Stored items
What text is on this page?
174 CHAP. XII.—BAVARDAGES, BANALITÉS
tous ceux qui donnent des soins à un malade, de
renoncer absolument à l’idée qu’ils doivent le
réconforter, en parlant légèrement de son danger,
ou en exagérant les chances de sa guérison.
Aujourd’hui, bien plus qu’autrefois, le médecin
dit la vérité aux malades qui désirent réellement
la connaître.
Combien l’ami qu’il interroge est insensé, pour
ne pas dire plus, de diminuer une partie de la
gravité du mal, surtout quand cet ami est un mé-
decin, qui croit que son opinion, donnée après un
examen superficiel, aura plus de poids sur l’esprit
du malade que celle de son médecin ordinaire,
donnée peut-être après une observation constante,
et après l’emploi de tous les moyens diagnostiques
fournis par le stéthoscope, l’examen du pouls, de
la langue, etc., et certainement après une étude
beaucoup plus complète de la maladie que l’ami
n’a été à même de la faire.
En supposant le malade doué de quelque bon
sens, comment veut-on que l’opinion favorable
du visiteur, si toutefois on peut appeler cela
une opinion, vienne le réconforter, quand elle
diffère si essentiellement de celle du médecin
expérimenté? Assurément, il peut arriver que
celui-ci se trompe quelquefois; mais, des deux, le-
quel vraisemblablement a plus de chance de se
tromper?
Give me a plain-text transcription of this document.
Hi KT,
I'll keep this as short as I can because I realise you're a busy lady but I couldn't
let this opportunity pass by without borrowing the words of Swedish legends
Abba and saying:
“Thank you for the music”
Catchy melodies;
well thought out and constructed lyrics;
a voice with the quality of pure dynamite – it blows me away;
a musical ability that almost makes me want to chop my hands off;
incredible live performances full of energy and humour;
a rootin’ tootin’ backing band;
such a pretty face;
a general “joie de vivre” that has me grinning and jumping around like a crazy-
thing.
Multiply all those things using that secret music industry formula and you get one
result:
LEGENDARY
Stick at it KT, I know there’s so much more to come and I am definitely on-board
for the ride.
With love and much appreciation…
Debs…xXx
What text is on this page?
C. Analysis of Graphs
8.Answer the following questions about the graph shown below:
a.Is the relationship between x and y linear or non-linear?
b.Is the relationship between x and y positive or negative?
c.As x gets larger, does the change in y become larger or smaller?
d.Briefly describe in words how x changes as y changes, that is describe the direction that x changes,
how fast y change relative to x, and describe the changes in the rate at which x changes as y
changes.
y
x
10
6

> **Stated goal**
In the entries above, find every line holding the word "donnée" and copy it out.

> **The solution**
decin, qui croit que son opinion, donnée après un
donnée peut-être après une observation constante,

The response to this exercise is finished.